■ SET PROBLEM: Convert the rows below into a Markdown table with two columns, Number and Line, placing each line in its own table row next to its number and omitting blank lines. Leave the pictures out of the table.

☆ ☆ ☆

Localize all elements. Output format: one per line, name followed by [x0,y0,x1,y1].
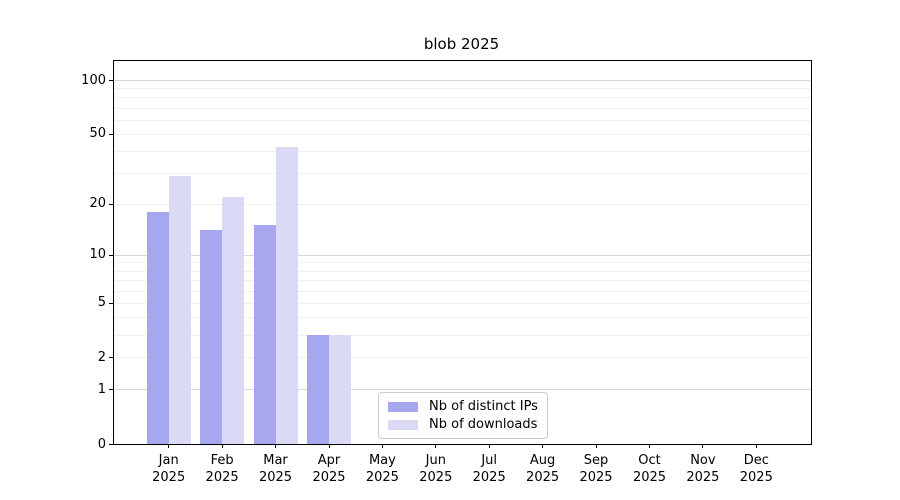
y-gridline-minor [114,203,811,205]
x-tick-label: Dec 2025 [739,453,773,485]
x-tick-mark [221,444,223,448]
y-gridline-minor [114,88,811,90]
legend-label-distinct-ips: Nb of distinct IPs [429,399,538,414]
x-tick-mark [275,444,276,448]
x-tick-mark [488,444,490,448]
y-gridline-major [114,254,811,256]
bar-downloads [168,175,191,444]
bar-distinct-ips [253,225,276,444]
y-gridline-minor [114,107,811,109]
chart-title: blob 2025 [423,35,500,53]
y-tick-mark [109,357,113,359]
bar-downloads [275,147,298,444]
x-tick-mark [542,444,544,448]
legend-swatch-downloads-icon [388,419,418,430]
y-gridline-major [114,389,811,391]
y-gridline-minor [114,262,811,264]
x-tick-label: Apr 2025 [312,453,346,485]
x-tick-mark [595,444,597,448]
y-tick-label: 1 [97,381,106,397]
legend-item-distinct-ips: Nb of distinct IPs [388,399,538,414]
x-tick-label: Mar 2025 [258,453,293,485]
x-tick-label: Jun 2025 [419,453,453,485]
y-tick-mark [109,389,113,391]
y-gridline-minor [114,270,811,272]
y-tick-mark [109,80,113,81]
legend: Nb of distinct IPs Nb of downloads [378,392,548,439]
x-tick-label: Nov 2025 [686,453,720,485]
y-gridline-minor [114,334,811,336]
x-tick-mark [649,444,650,448]
bar-distinct-ips [200,230,223,444]
y-tick-mark [109,444,113,445]
y-tick-label: 10 [89,247,106,263]
y-tick-label: 100 [81,72,106,88]
legend-swatch-distinct-ips-icon [388,401,418,412]
y-tick-label: 5 [97,295,106,311]
x-tick-mark [702,444,704,448]
bar-distinct-ips [146,211,169,444]
y-gridline-minor [114,290,811,292]
legend-item-downloads: Nb of downloads [388,417,538,432]
y-gridline-minor [114,302,811,304]
y-gridline-minor [114,280,811,281]
x-tick-mark [168,444,170,448]
plot-area: 0 1 2 5 10 20 50 100 Jan 2025 Feb 2025 Mar 2025 Apr… [81,60,812,485]
x-tick-mark [435,444,437,448]
bar-downloads [222,196,245,444]
y-gridline-minor [114,317,811,319]
y-tick-label: 0 [97,436,106,452]
y-tick-label: 50 [89,126,106,142]
y-gridline-minor [114,357,811,359]
bar-distinct-ips [307,334,329,444]
x-tick-label: Sep 2025 [579,453,613,485]
x-tick-mark [328,444,330,448]
x-tick-label: Oct 2025 [632,453,667,485]
x-tick-label: May 2025 [365,453,399,485]
y-tick-mark [109,254,113,256]
y-gridline-minor [114,173,811,175]
y-gridline-minor [114,151,811,153]
y-gridline-minor [114,97,811,99]
legend-label-downloads: Nb of downloads [429,417,538,432]
y-tick-mark [109,203,113,205]
y-tick-label: 2 [97,349,106,365]
y-gridline-major [114,80,811,81]
x-tick-label: Jan 2025 [152,453,186,485]
x-tick-mark [755,444,757,448]
x-tick-label: Jul 2025 [472,453,506,485]
y-tick-mark [109,302,113,304]
y-tick-mark [109,133,113,135]
bar-downloads [329,334,351,444]
y-gridline-minor [114,119,811,121]
x-tick-label: Aug 2025 [526,453,560,485]
y-tick-label: 20 [89,196,106,212]
x-tick-label: Feb 2025 [205,453,239,485]
y-gridline-minor [114,133,811,135]
x-tick-mark [381,444,383,448]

☆ ☆ ☆

■ RESULT FOR THIS EXERCISE:
| Number | Line |
|---|---|
| 1 | Localize all elements. Output format: one per line, name followed by [x0,y0,x1,y1]. |
| 2 | y-gridline-minor [114,203,811,205] |
| 3 | x-tick-label: Dec 2025 [739,453,773,485] |
| 4 | x-tick-mark [221,444,223,448] |
| 5 | y-gridline-minor [114,88,811,90] |
| 6 | legend-label-distinct-ips: Nb of distinct IPs [429,399,538,414] |
| 7 | x-tick-mark [275,444,276,448] |
| 8 | x-tick-mark [488,444,490,448] |
| 9 | y-gridline-major [114,254,811,256] |
| 10 | bar-downloads [168,175,191,444] |
| 11 | bar-distinct-ips [253,225,276,444] |
| 12 | y-gridline-minor [114,107,811,109] |
| 13 | chart-title: blob 2025 [423,35,500,53] |
| 14 | y-tick-mark [109,357,113,359] |
| 15 | bar-downloads [275,147,298,444] |
| 16 | x-tick-mark [542,444,544,448] |
| 17 | legend-swatch-downloads-icon [388,419,418,430] |
| 18 | y-gridline-major [114,389,811,391] |
| 19 | y-gridline-minor [114,262,811,264] |
| 20 | x-tick-label: Apr 2025 [312,453,346,485] |
| 21 | x-tick-mark [595,444,597,448] |
| 22 | y-tick-label: 1 [97,381,106,397] |
| 23 | legend-item-distinct-ips: Nb of distinct IPs [388,399,538,414] |
| 24 | x-tick-label: Mar 2025 [258,453,293,485] |
| 25 | x-tick-label: Jun 2025 [419,453,453,485] |
| 26 | y-tick-mark [109,389,113,391] |
| 27 | y-gridline-minor [114,270,811,272] |
| 28 | y-tick-mark [109,80,113,81] |
| 29 | legend: Nb of distinct IPs Nb of downloads [378,392,548,439] |
| 30 | x-tick-label: Nov 2025 [686,453,720,485] |
| 31 | y-gridline-minor [114,334,811,336] |
| 32 | x-tick-mark [649,444,650,448] |
| 33 | bar-distinct-ips [200,230,223,444] |
| 34 | y-tick-mark [109,444,113,445] |
| 35 | y-tick-label: 10 [89,247,106,263] |
| 36 | y-tick-label: 100 [81,72,106,88] |
| 37 | legend-swatch-distinct-ips-icon [388,401,418,412] |
| 38 | y-tick-label: 5 [97,295,106,311] |
| 39 | x-tick-mark [702,444,704,448] |
| 40 | bar-distinct-ips [146,211,169,444] |
| 41 | y-gridline-minor [114,290,811,292] |
| 42 | legend-item-downloads: Nb of downloads [388,417,538,432] |
| 43 | y-gridline-minor [114,302,811,304] |
| 44 | y-gridline-minor [114,280,811,281] |
| 45 | x-tick-mark [168,444,170,448] |
| 46 | plot-area: 0 1 2 5 10 20 50 100 Jan 2025 Feb 2025 Mar 2025 Apr… [81,60,812,485] |
| 47 | x-tick-mark [435,444,437,448] |
| 48 | bar-downloads [222,196,245,444] |
| 49 | y-gridline-minor [114,317,811,319] |
| 50 | y-tick-label: 0 [97,436,106,452] |
| 51 | y-tick-label: 50 [89,126,106,142] |
| 52 | y-gridline-minor [114,357,811,359] |
| 53 | bar-distinct-ips [307,334,329,444] |
| 54 | x-tick-label: Sep 2025 [579,453,613,485] |
| 55 | x-tick-mark [328,444,330,448] |
| 56 | x-tick-label: Oct 2025 [632,453,667,485] |
| 57 | x-tick-label: May 2025 [365,453,399,485] |
| 58 | y-tick-mark [109,254,113,256] |
| 59 | y-gridline-minor [114,173,811,175] |
| 60 | y-gridline-minor [114,151,811,153] |
| 61 | y-gridline-minor [114,97,811,99] |
| 62 | legend-label-downloads: Nb of downloads [429,417,538,432] |
| 63 | y-tick-mark [109,203,113,205] |
| 64 | y-tick-label: 2 [97,349,106,365] |
| 65 | y-gridline-major [114,80,811,81] |
| 66 | x-tick-label: Jan 2025 [152,453,186,485] |
| 67 | x-tick-mark [755,444,757,448] |
| 68 | x-tick-label: Jul 2025 [472,453,506,485] |
| 69 | y-tick-mark [109,302,113,304] |
| 70 | y-tick-mark [109,133,113,135] |
| 71 | bar-downloads [329,334,351,444] |
| 72 | y-gridline-minor [114,119,811,121] |
| 73 | x-tick-label: Aug 2025 [526,453,560,485] |
| 74 | y-tick-label: 20 [89,196,106,212] |
| 75 | x-tick-label: Feb 2025 [205,453,239,485] |
| 76 | y-gridline-minor [114,133,811,135] |
| 77 | x-tick-mark [381,444,383,448] |